> Lista de tarefas
[A] Você pode reescrever em forma de lista o parágrafo da crítica de cinema que começa com "O cineasta Andy Serkis", mantendo os fatos principais?
[B] Pode dar sequência à crítica de cinema, escrevendo a parte que viria logo depois da última frase apresentada?

> Trecho
= = = =
O cineasta Andy Serkis, insistindo nesse projeto particular por anos, é conhecido como um dos gênios por trás da arte da captura de movimentos, desempenhando papéis significativos em Senhor dos Anéis: A Sociedade do Anel – e suas continuações -, interpretando Gollum, além de em Planeta dos Macacos: A Origem – e suas continuações – interpretando o macaco César. O urso divertidíssimo e extremamente simpático da animação e da sua refilmagem, Baloo, agora agressivo e ríspido, é encarnado por Serkis, já embasando, com essa ótima performance, a sua proposta pela sobriedade, por uma reconfiguração menos passiva dos animais em relação a selva. Os próprios moradores do vilarejo são mais importantes. Uma das grandes mudanças, acerca dessa vertente anti-higiênica do longa-metragem, começa pelo rústico visual do urso, parcialmente desfigurado, com o beiço caído, algumas cicatrizes e os olhos que não se alinham. Os animais aparentam ter passado por várias desventuras, coisa que acontece, por exemplo, com Baloo e Bagheera (Christian Bale), em um confronto contra vários macacos – o sangue cobre, depois, os seus pelos. Os animais perfeccionais de antes são substituídos por criaturas mais realistas nesse viés detalhista, singulares porque são imperfeitas. O sentimento é substituído pelo impacto.

A união seria melhor. Os animais acabam por não serem reproduções que almejam o verdadeiro, aceitando uma visão própria sobre a selva, ou seja, originando criaturas quase míticas – especialmente Shere Khan (Benedict Cumberbatch), que recebe uma pelagem um pouco artística, como se fosse desenhada. Uma selvagem mitologia que sofre, portanto, uma reconfiguração visual, distanciando-se da realidade de uma certa maneira gráfica, ao mesmo tempo que se aproxima dela em termos de crueldade, em termos de violência e brutalidade. O contraste é extremamente válido, porque, paralelamente, os animais possuem uma humanidade em suas animações, remetendo a rostos de pessoas – como é o caso de Akeela, que associei rapidamente a Tommy Lee Jones e nunca mais consegui enxergar da maneira correta, apesar do personagem ser interpretado por Peter Mullan. A proposição, no entanto, não está nem um pouco alinhada com uma execução impecável, pois a sensação passada é de uma animação que não passou por um polimento. Os olhos são, sem sombra de dúvidas, o maior dos problemas da computação, uma enorme infelicidade que complica a experiência – os do antagonista são, em algumas ocasiões, verdes, e em outras, azuis. Os animais tornam-se, em resposta a isso, demasiadamente artificiais.
= = = =
> Dados fornecidos
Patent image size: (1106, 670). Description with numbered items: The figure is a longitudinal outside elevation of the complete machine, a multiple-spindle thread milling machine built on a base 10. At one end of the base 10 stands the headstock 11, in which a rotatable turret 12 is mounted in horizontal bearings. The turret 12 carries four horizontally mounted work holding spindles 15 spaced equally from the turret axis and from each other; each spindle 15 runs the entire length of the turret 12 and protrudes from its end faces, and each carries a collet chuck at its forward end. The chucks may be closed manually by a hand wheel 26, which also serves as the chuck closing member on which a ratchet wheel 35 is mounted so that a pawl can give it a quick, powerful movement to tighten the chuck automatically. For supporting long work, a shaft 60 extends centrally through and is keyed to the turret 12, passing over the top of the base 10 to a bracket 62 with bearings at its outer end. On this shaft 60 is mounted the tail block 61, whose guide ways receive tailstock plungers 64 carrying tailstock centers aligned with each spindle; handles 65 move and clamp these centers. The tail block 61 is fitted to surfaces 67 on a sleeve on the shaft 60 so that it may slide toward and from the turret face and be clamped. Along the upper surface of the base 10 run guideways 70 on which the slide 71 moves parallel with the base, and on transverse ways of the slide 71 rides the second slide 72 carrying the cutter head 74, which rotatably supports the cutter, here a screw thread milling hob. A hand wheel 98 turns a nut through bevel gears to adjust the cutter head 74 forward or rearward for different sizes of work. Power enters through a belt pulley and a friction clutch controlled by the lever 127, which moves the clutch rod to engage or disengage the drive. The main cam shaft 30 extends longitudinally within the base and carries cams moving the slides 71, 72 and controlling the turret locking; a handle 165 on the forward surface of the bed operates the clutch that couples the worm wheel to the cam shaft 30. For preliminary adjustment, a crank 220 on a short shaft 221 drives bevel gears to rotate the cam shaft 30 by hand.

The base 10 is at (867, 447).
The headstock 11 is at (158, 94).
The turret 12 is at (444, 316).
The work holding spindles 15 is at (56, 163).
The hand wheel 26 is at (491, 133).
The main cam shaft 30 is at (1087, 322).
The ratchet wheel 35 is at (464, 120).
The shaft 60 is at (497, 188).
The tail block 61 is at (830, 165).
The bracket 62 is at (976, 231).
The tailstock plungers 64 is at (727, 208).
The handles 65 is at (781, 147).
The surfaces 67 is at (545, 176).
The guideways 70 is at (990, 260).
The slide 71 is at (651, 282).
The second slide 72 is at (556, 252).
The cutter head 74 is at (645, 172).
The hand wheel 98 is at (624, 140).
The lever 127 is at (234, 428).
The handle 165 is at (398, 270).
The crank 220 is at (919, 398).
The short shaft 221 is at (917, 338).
= = = =
> Respostas dadas
[A]
- Andy Serkis, cineasta que insistiu no projeto por anos, é conhecido como um dos gênios da captura de movimentos. Ele interpretou Gollum em Senhor dos Anéis: A Sociedade do Anel e nas continuações, e o macaco César em Planeta dos Macacos: A Origem e nas continuações.
- Serkis encarna Baloo. Antes divertidíssimo e simpático na animação e na refilmagem, o urso agora é agressivo e ríspido.
- A atuação sustenta a proposta de sobriedade do filme e uma reconfiguração menos passiva dos animais em relação à selva.
- Os moradores do vilarejo ganham mais importância.
- O visual do urso é rústico: parcialmente desfigurado, com beiço caído, cicatrizes e olhos desalinhados.
- Os animais parecem ter passado por várias desventuras. Baloo e Bagheera (Christian Bale), por exemplo, ficam com os pelos cobertos de sangue após um confronto contra vários macacos.
- Os animais perfeitos de antes dão lugar a criaturas mais realistas, singulares por serem imperfeitas.
- O impacto substitui o sentimento.

[B]
A necessidade pelo sentimento continua. O choque não resiste por si só. A sobriedade, igualmente aplicada ao enredo, com passagens assustadoras e impactantes, devido um comparativo – a animação – muito mais gracioso, é contornada, curiosamente, por uma cinematografia mais vistosa, com cores vivas, que, por um ponto de vista, consegue arrancar composições visuais interessantes, mas por outro, apenas enaltece as complicações gráficas. Um menino em meio aos animais, ou seja, uma história já contada inúmeras vezes. O homem, mesmo sendo animal, pode ser realmente um animal, o que quer que isso signifique, de maneira positiva ou negativa? Os meandros da narrativa diferem-se bastante dos conhecidos, aproximando-se mais da versão original, uma característica que aufere, em consequência, um senso de ineditismo, mas o roteiro, apesar de puxar uma carga dramática mais intensa, não é conciliado discursivamente, mesmo com a existência de um eixo sobre aceitação da humanidade, compreensão da humanidade, competente como argumento. O ritmo, porém, é problemático, a direção um pouco aleatória e a duração, apesar de que o longa, teoricamente, precisaria de mais tempo para funcionar melhor, soa estafante. A diversão é substituída por uma reflexão superficial. O impacto pelo impacto.

Mogli – Entre Dois Mundos (Mowgli) – EUA, 2018
Direção: Andy Serkis
Roteiro: Callie Kloves
Elenco: Rohan Chand, Andy Serkis, Benedict Cumberbatch, Christian Bale, Cate Blanchett, Naomie Harris, Eddie Marsan, Tom Hollander
Duração: 104 min.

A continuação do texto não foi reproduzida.